— Start of Entries shown —

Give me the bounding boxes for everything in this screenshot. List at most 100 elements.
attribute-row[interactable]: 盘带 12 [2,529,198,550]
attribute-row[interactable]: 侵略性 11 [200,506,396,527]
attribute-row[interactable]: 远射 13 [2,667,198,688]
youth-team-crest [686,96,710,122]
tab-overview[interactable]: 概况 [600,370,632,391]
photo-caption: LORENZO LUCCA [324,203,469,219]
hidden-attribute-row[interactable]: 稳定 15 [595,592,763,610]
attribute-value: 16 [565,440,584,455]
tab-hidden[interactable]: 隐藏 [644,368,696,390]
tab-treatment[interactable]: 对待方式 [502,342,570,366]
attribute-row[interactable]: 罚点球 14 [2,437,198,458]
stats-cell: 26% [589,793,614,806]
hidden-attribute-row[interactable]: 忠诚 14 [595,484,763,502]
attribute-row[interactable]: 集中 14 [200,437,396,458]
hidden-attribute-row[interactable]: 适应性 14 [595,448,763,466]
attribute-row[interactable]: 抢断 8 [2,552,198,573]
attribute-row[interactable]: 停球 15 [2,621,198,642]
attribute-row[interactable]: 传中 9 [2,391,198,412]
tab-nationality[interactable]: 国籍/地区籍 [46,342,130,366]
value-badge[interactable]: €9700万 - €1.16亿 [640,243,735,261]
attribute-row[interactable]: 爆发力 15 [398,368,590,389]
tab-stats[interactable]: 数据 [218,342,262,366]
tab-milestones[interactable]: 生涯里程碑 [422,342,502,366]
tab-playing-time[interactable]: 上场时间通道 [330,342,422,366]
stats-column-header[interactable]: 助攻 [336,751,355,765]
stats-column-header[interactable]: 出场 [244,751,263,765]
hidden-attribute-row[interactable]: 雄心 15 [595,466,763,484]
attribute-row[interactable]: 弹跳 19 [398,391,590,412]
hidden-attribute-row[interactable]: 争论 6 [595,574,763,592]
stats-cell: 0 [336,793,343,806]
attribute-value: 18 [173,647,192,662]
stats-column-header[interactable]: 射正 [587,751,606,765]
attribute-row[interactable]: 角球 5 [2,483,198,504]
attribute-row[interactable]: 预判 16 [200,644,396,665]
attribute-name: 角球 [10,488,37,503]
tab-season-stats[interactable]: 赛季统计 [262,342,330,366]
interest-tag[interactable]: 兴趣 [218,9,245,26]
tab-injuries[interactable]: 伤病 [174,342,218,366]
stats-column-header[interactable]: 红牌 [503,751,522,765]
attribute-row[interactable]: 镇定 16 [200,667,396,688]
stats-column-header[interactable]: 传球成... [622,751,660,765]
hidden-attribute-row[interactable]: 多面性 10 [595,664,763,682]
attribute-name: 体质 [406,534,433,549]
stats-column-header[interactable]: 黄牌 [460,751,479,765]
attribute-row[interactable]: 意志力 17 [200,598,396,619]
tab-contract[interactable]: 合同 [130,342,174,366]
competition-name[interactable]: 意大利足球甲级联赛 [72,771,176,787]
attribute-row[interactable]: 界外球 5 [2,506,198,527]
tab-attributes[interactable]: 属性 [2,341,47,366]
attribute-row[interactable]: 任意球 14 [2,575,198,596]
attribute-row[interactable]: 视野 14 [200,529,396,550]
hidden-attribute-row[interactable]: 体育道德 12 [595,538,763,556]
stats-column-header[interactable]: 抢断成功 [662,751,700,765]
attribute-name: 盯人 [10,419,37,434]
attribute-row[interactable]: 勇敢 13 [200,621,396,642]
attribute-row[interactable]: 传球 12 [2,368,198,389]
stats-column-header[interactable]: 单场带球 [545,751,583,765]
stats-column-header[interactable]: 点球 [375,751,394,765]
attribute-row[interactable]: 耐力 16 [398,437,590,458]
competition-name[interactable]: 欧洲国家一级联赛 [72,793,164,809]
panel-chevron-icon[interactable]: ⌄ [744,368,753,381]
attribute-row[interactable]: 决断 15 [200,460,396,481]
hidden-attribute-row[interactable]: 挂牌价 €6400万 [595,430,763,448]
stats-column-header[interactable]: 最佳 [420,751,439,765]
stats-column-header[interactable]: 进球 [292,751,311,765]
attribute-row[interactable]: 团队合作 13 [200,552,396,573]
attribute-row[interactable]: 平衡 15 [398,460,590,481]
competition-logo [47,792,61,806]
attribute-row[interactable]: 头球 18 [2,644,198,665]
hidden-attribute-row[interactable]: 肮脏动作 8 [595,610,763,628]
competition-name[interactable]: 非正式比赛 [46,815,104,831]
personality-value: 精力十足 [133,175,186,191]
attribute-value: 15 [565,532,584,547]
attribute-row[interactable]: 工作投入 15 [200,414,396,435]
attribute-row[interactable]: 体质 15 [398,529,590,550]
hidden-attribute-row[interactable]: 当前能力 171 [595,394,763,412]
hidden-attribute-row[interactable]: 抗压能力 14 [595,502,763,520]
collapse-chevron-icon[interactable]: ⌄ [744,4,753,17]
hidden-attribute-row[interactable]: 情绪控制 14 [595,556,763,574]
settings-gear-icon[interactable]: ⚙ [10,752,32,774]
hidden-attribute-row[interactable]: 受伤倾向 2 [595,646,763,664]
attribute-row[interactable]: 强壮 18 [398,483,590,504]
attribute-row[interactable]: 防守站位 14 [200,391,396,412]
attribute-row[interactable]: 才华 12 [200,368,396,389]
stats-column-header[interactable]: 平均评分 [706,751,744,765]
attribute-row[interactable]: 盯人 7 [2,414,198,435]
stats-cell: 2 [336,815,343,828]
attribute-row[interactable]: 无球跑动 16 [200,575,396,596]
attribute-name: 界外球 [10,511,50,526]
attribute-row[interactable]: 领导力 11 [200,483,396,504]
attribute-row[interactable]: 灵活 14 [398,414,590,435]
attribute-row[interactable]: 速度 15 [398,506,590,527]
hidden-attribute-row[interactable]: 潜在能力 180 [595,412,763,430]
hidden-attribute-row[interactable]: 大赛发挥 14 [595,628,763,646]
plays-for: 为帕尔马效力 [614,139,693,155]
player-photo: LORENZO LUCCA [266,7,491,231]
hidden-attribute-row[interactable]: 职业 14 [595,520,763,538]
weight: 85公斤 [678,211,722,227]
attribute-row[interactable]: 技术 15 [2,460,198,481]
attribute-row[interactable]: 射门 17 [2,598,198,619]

— End of Entries shown —

▸ Problem:
Repeat these rows, swapping "stats-column-header" for "stats-header" everywhere it appears and leaving everything else unchanged.

▸ Task answer:
Give me the bounding boxes for everything in this screenshot. List at most 100 elements.
attribute-row[interactable]: 盘带 12 [2,529,198,550]
attribute-row[interactable]: 侵略性 11 [200,506,396,527]
attribute-row[interactable]: 远射 13 [2,667,198,688]
youth-team-crest [686,96,710,122]
tab-overview[interactable]: 概况 [600,370,632,391]
photo-caption: LORENZO LUCCA [324,203,469,219]
hidden-attribute-row[interactable]: 稳定 15 [595,592,763,610]
attribute-value: 16 [565,440,584,455]
tab-hidden[interactable]: 隐藏 [644,368,696,390]
tab-treatment[interactable]: 对待方式 [502,342,570,366]
attribute-row[interactable]: 罚点球 14 [2,437,198,458]
stats-cell: 26% [589,793,614,806]
hidden-attribute-row[interactable]: 忠诚 14 [595,484,763,502]
attribute-row[interactable]: 集中 14 [200,437,396,458]
hidden-attribute-row[interactable]: 适应性 14 [595,448,763,466]
attribute-row[interactable]: 抢断 8 [2,552,198,573]
attribute-row[interactable]: 停球 15 [2,621,198,642]
attribute-row[interactable]: 传中 9 [2,391,198,412]
tab-nationality[interactable]: 国籍/地区籍 [46,342,130,366]
value-badge[interactable]: €9700万 - €1.16亿 [640,243,735,261]
attribute-row[interactable]: 爆发力 15 [398,368,590,389]
tab-stats[interactable]: 数据 [218,342,262,366]
tab-milestones[interactable]: 生涯里程碑 [422,342,502,366]
tab-playing-time[interactable]: 上场时间通道 [330,342,422,366]
stats-header[interactable]: 助攻 [336,751,355,765]
stats-header[interactable]: 出场 [244,751,263,765]
hidden-attribute-row[interactable]: 雄心 15 [595,466,763,484]
attribute-row[interactable]: 弹跳 19 [398,391,590,412]
hidden-attribute-row[interactable]: 争论 6 [595,574,763,592]
stats-cell: 0 [336,793,343,806]
attribute-value: 18 [173,647,192,662]
stats-header[interactable]: 射正 [587,751,606,765]
attribute-row[interactable]: 角球 5 [2,483,198,504]
attribute-row[interactable]: 预判 16 [200,644,396,665]
attribute-name: 角球 [10,488,37,503]
tab-season-stats[interactable]: 赛季统计 [262,342,330,366]
interest-tag[interactable]: 兴趣 [218,9,245,26]
tab-injuries[interactable]: 伤病 [174,342,218,366]
stats-header[interactable]: 红牌 [503,751,522,765]
attribute-row[interactable]: 镇定 16 [200,667,396,688]
stats-header[interactable]: 传球成... [622,751,660,765]
hidden-attribute-row[interactable]: 多面性 10 [595,664,763,682]
attribute-name: 体质 [406,534,433,549]
stats-header[interactable]: 黄牌 [460,751,479,765]
attribute-row[interactable]: 意志力 17 [200,598,396,619]
tab-contract[interactable]: 合同 [130,342,174,366]
competition-name[interactable]: 意大利足球甲级联赛 [72,771,176,787]
attribute-row[interactable]: 界外球 5 [2,506,198,527]
tab-attributes[interactable]: 属性 [2,341,47,366]
attribute-row[interactable]: 任意球 14 [2,575,198,596]
attribute-row[interactable]: 视野 14 [200,529,396,550]
hidden-attribute-row[interactable]: 体育道德 12 [595,538,763,556]
stats-header[interactable]: 抢断成功 [662,751,700,765]
attribute-name: 盯人 [10,419,37,434]
attribute-row[interactable]: 勇敢 13 [200,621,396,642]
attribute-row[interactable]: 传球 12 [2,368,198,389]
stats-header[interactable]: 单场带球 [545,751,583,765]
stats-header[interactable]: 点球 [375,751,394,765]
attribute-row[interactable]: 耐力 16 [398,437,590,458]
competition-name[interactable]: 欧洲国家一级联赛 [72,793,164,809]
panel-chevron-icon[interactable]: ⌄ [744,368,753,381]
attribute-row[interactable]: 决断 15 [200,460,396,481]
hidden-attribute-row[interactable]: 挂牌价 €6400万 [595,430,763,448]
stats-header[interactable]: 最佳 [420,751,439,765]
stats-header[interactable]: 进球 [292,751,311,765]
attribute-row[interactable]: 团队合作 13 [200,552,396,573]
attribute-row[interactable]: 平衡 15 [398,460,590,481]
competition-logo [47,792,61,806]
attribute-row[interactable]: 头球 18 [2,644,198,665]
hidden-attribute-row[interactable]: 肮脏动作 8 [595,610,763,628]
competition-name[interactable]: 非正式比赛 [46,815,104,831]
personality-value: 精力十足 [133,175,186,191]
attribute-value: 15 [565,532,584,547]
attribute-row[interactable]: 工作投入 15 [200,414,396,435]
attribute-row[interactable]: 体质 15 [398,529,590,550]
hidden-attribute-row[interactable]: 当前能力 171 [595,394,763,412]
hidden-attribute-row[interactable]: 抗压能力 14 [595,502,763,520]
collapse-chevron-icon[interactable]: ⌄ [744,4,753,17]
hidden-attribute-row[interactable]: 情绪控制 14 [595,556,763,574]
settings-gear-icon[interactable]: ⚙ [10,752,32,774]
hidden-attribute-row[interactable]: 受伤倾向 2 [595,646,763,664]
attribute-row[interactable]: 强壮 18 [398,483,590,504]
attribute-row[interactable]: 防守站位 14 [200,391,396,412]
attribute-row[interactable]: 才华 12 [200,368,396,389]
stats-header[interactable]: 平均评分 [706,751,744,765]
attribute-row[interactable]: 盯人 7 [2,414,198,435]
stats-cell: 2 [336,815,343,828]
attribute-row[interactable]: 无球跑动 16 [200,575,396,596]
attribute-name: 界外球 [10,511,50,526]
attribute-row[interactable]: 领导力 11 [200,483,396,504]
attribute-row[interactable]: 灵活 14 [398,414,590,435]
attribute-row[interactable]: 速度 15 [398,506,590,527]
hidden-attribute-row[interactable]: 潜在能力 180 [595,412,763,430]
hidden-attribute-row[interactable]: 大赛发挥 14 [595,628,763,646]
plays-for: 为帕尔马效力 [614,139,693,155]
player-photo: LORENZO LUCCA [266,7,491,231]
hidden-attribute-row[interactable]: 职业 14 [595,520,763,538]
weight: 85公斤 [678,211,722,227]
attribute-row[interactable]: 技术 15 [2,460,198,481]
attribute-row[interactable]: 射门 17 [2,598,198,619]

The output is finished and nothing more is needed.